— start —
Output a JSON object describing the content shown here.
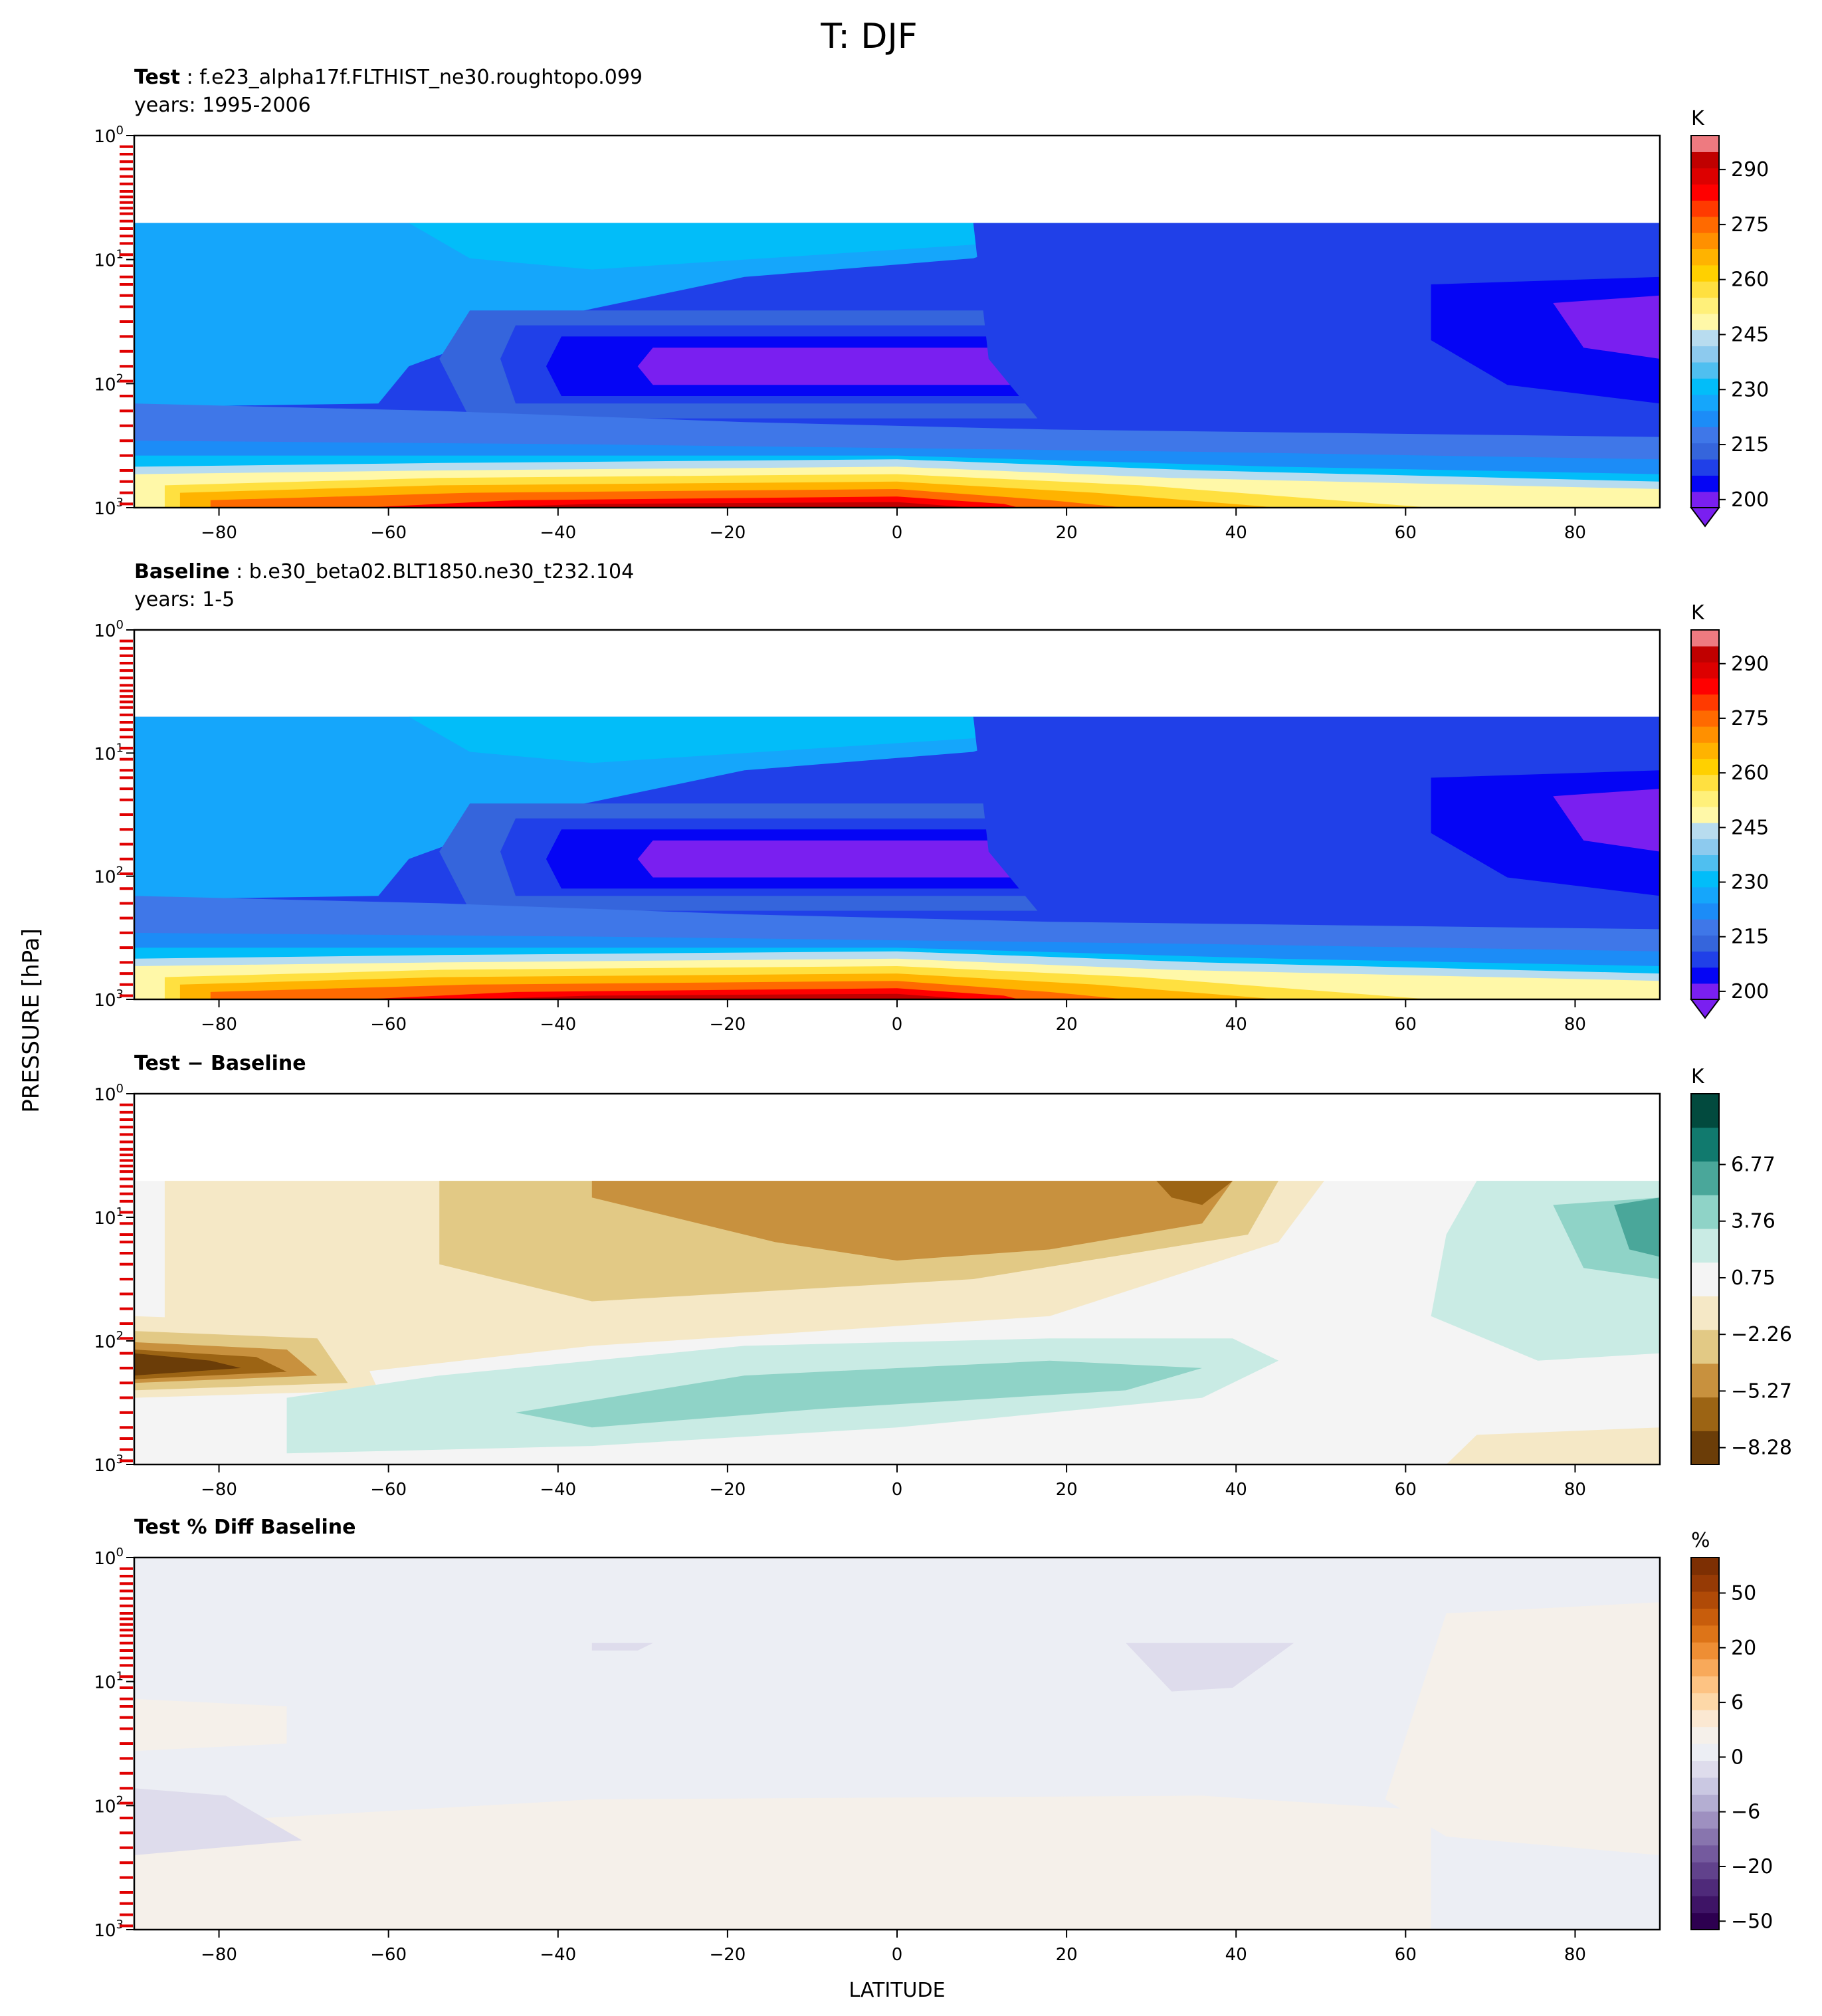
{
  "figure": {
    "title": "T: DJF",
    "ylabel": "PRESSURE [hPa]",
    "xlabel": "LATITUDE"
  },
  "chart_data": [
    {
      "type": "heatmap",
      "panel": "test",
      "title_bold": "Test",
      "title_rest": ": f.e23_alpha17f.FLTHIST_ne30.roughtopo.099",
      "subtitle": "years: 1995-2006",
      "x_ticks": [
        -80,
        -60,
        -40,
        -20,
        0,
        20,
        40,
        60,
        80
      ],
      "xlim": [
        -90,
        90
      ],
      "y_scale": "log",
      "ylim": [
        1000,
        1
      ],
      "y_ticks": [
        "10^0",
        "10^1",
        "10^2",
        "10^3"
      ],
      "model_levels_marked": true,
      "colorbar": {
        "unit": "K",
        "ticks": [
          "290",
          "275",
          "260",
          "245",
          "230",
          "215",
          "200"
        ],
        "range": [
          197.5,
          302.5
        ],
        "extend": "min",
        "palette": [
          "#7a1ff0",
          "#0505f5",
          "#2040e8",
          "#3565dc",
          "#3f77e8",
          "#1c8cf7",
          "#15a6fb",
          "#02bdf9",
          "#4fbff0",
          "#8dcaee",
          "#b8dcef",
          "#fff8a8",
          "#fff07a",
          "#ffe040",
          "#ffd000",
          "#ffb300",
          "#ff9000",
          "#ff6a00",
          "#ff3a00",
          "#ff0000",
          "#dd0000",
          "#c00000",
          "#ee7a80"
        ]
      }
    },
    {
      "type": "heatmap",
      "panel": "baseline",
      "title_bold": "Baseline",
      "title_rest": ": b.e30_beta02.BLT1850.ne30_t232.104",
      "subtitle": "years: 1-5",
      "x_ticks": [
        -80,
        -60,
        -40,
        -20,
        0,
        20,
        40,
        60,
        80
      ],
      "xlim": [
        -90,
        90
      ],
      "y_scale": "log",
      "ylim": [
        1000,
        1
      ],
      "y_ticks": [
        "10^0",
        "10^1",
        "10^2",
        "10^3"
      ],
      "model_levels_marked": true,
      "colorbar": {
        "unit": "K",
        "ticks": [
          "290",
          "275",
          "260",
          "245",
          "230",
          "215",
          "200"
        ],
        "range": [
          197.5,
          302.5
        ],
        "extend": "min",
        "palette": [
          "#7a1ff0",
          "#0505f5",
          "#2040e8",
          "#3565dc",
          "#3f77e8",
          "#1c8cf7",
          "#15a6fb",
          "#02bdf9",
          "#4fbff0",
          "#8dcaee",
          "#b8dcef",
          "#fff8a8",
          "#fff07a",
          "#ffe040",
          "#ffd000",
          "#ffb300",
          "#ff9000",
          "#ff6a00",
          "#ff3a00",
          "#ff0000",
          "#dd0000",
          "#c00000",
          "#ee7a80"
        ]
      }
    },
    {
      "type": "heatmap",
      "panel": "difference",
      "title_bold": "Test − Baseline",
      "title_rest": "",
      "subtitle": "",
      "x_ticks": [
        -80,
        -60,
        -40,
        -20,
        0,
        20,
        40,
        60,
        80
      ],
      "xlim": [
        -90,
        90
      ],
      "y_scale": "log",
      "ylim": [
        1000,
        1
      ],
      "y_ticks": [
        "10^0",
        "10^1",
        "10^2",
        "10^3"
      ],
      "model_levels_marked": true,
      "colorbar": {
        "unit": "K",
        "ticks": [
          "6.77",
          "3.76",
          "0.75",
          "−2.26",
          "−5.27",
          "−8.28"
        ],
        "range": [
          -8.28,
          8.28
        ],
        "extend": "neither",
        "palette": [
          "#6b3d08",
          "#9c6414",
          "#c8913e",
          "#e2c985",
          "#f5e8c6",
          "#f4f4f4",
          "#c9ebe4",
          "#8fd3c7",
          "#4aa79a",
          "#117a6e",
          "#024a3e"
        ]
      }
    },
    {
      "type": "heatmap",
      "panel": "percent_difference",
      "title_bold": "Test % Diff Baseline",
      "title_rest": "",
      "subtitle": "",
      "x_ticks": [
        -80,
        -60,
        -40,
        -20,
        0,
        20,
        40,
        60,
        80
      ],
      "xlim": [
        -90,
        90
      ],
      "y_scale": "log",
      "ylim": [
        1000,
        1
      ],
      "y_ticks": [
        "10^0",
        "10^1",
        "10^2",
        "10^3"
      ],
      "model_levels_marked": true,
      "colorbar": {
        "unit": "%",
        "ticks": [
          "50",
          "20",
          "6",
          "0",
          "−6",
          "−20",
          "−50"
        ],
        "range": [
          -100,
          100
        ],
        "extend": "neither",
        "palette": [
          "#2d0050",
          "#3e1466",
          "#4f2a7a",
          "#61428c",
          "#745a9e",
          "#8875ae",
          "#9e90c0",
          "#b4aed2",
          "#cac8e2",
          "#dedcec",
          "#eceef4",
          "#f5f0ea",
          "#fbe8d2",
          "#fdd8a8",
          "#fdc383",
          "#f8a95a",
          "#ee8e34",
          "#dd7418",
          "#c85d0c",
          "#b04a07",
          "#963a05",
          "#7d2f03"
        ]
      }
    }
  ]
}
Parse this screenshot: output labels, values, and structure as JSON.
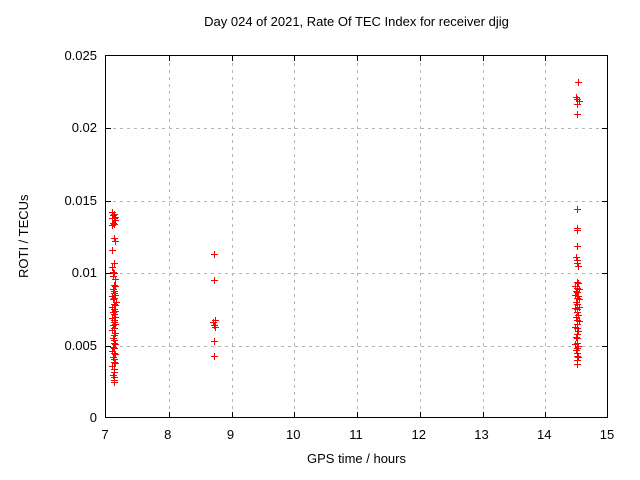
— end —
Exercise description:
The data should be printed again unchanged; leave its pictures out.

Written response:
Output a JSON object describing the content shown here.
{
  "figure": {
    "title": "T: DJF",
    "ylabel": "PRESSURE [hPa]",
    "xlabel": "LATITUDE"
  },
  "chart_data": [
    {
      "type": "heatmap",
      "panel": "test",
      "title_bold": "Test",
      "title_rest": ": f.e23_alpha17f.FLTHIST_ne30.roughtopo.099",
      "subtitle": "years: 1995-2006",
      "x_ticks": [
        -80,
        -60,
        -40,
        -20,
        0,
        20,
        40,
        60,
        80
      ],
      "xlim": [
        -90,
        90
      ],
      "y_scale": "log",
      "ylim": [
        1000,
        1
      ],
      "y_ticks": [
        "10^0",
        "10^1",
        "10^2",
        "10^3"
      ],
      "model_levels_marked": true,
      "colorbar": {
        "unit": "K",
        "ticks": [
          "290",
          "275",
          "260",
          "245",
          "230",
          "215",
          "200"
        ],
        "range": [
          197.5,
          302.5
        ],
        "extend": "min",
        "palette": [
          "#7a1ff0",
          "#0505f5",
          "#2040e8",
          "#3565dc",
          "#3f77e8",
          "#1c8cf7",
          "#15a6fb",
          "#02bdf9",
          "#4fbff0",
          "#8dcaee",
          "#b8dcef",
          "#fff8a8",
          "#fff07a",
          "#ffe040",
          "#ffd000",
          "#ffb300",
          "#ff9000",
          "#ff6a00",
          "#ff3a00",
          "#ff0000",
          "#dd0000",
          "#c00000",
          "#ee7a80"
        ]
      }
    },
    {
      "type": "heatmap",
      "panel": "baseline",
      "title_bold": "Baseline",
      "title_rest": ": b.e30_beta02.BLT1850.ne30_t232.104",
      "subtitle": "years: 1-5",
      "x_ticks": [
        -80,
        -60,
        -40,
        -20,
        0,
        20,
        40,
        60,
        80
      ],
      "xlim": [
        -90,
        90
      ],
      "y_scale": "log",
      "ylim": [
        1000,
        1
      ],
      "y_ticks": [
        "10^0",
        "10^1",
        "10^2",
        "10^3"
      ],
      "model_levels_marked": true,
      "colorbar": {
        "unit": "K",
        "ticks": [
          "290",
          "275",
          "260",
          "245",
          "230",
          "215",
          "200"
        ],
        "range": [
          197.5,
          302.5
        ],
        "extend": "min",
        "palette": [
          "#7a1ff0",
          "#0505f5",
          "#2040e8",
          "#3565dc",
          "#3f77e8",
          "#1c8cf7",
          "#15a6fb",
          "#02bdf9",
          "#4fbff0",
          "#8dcaee",
          "#b8dcef",
          "#fff8a8",
          "#fff07a",
          "#ffe040",
          "#ffd000",
          "#ffb300",
          "#ff9000",
          "#ff6a00",
          "#ff3a00",
          "#ff0000",
          "#dd0000",
          "#c00000",
          "#ee7a80"
        ]
      }
    },
    {
      "type": "heatmap",
      "panel": "difference",
      "title_bold": "Test − Baseline",
      "title_rest": "",
      "subtitle": "",
      "x_ticks": [
        -80,
        -60,
        -40,
        -20,
        0,
        20,
        40,
        60,
        80
      ],
      "xlim": [
        -90,
        90
      ],
      "y_scale": "log",
      "ylim": [
        1000,
        1
      ],
      "y_ticks": [
        "10^0",
        "10^1",
        "10^2",
        "10^3"
      ],
      "model_levels_marked": true,
      "colorbar": {
        "unit": "K",
        "ticks": [
          "6.77",
          "3.76",
          "0.75",
          "−2.26",
          "−5.27",
          "−8.28"
        ],
        "range": [
          -8.28,
          8.28
        ],
        "extend": "neither",
        "palette": [
          "#6b3d08",
          "#9c6414",
          "#c8913e",
          "#e2c985",
          "#f5e8c6",
          "#f4f4f4",
          "#c9ebe4",
          "#8fd3c7",
          "#4aa79a",
          "#117a6e",
          "#024a3e"
        ]
      }
    },
    {
      "type": "heatmap",
      "panel": "percent_difference",
      "title_bold": "Test % Diff Baseline",
      "title_rest": "",
      "subtitle": "",
      "x_ticks": [
        -80,
        -60,
        -40,
        -20,
        0,
        20,
        40,
        60,
        80
      ],
      "xlim": [
        -90,
        90
      ],
      "y_scale": "log",
      "ylim": [
        1000,
        1
      ],
      "y_ticks": [
        "10^0",
        "10^1",
        "10^2",
        "10^3"
      ],
      "model_levels_marked": true,
      "colorbar": {
        "unit": "%",
        "ticks": [
          "50",
          "20",
          "6",
          "0",
          "−6",
          "−20",
          "−50"
        ],
        "range": [
          -100,
          100
        ],
        "extend": "neither",
        "palette": [
          "#2d0050",
          "#3e1466",
          "#4f2a7a",
          "#61428c",
          "#745a9e",
          "#8875ae",
          "#9e90c0",
          "#b4aed2",
          "#cac8e2",
          "#dedcec",
          "#eceef4",
          "#f5f0ea",
          "#fbe8d2",
          "#fdd8a8",
          "#fdc383",
          "#f8a95a",
          "#ee8e34",
          "#dd7418",
          "#c85d0c",
          "#b04a07",
          "#963a05",
          "#7d2f03"
        ]
      }
    }
  ]
}
Parse this screenshot: output labels, values, and structure as JSON.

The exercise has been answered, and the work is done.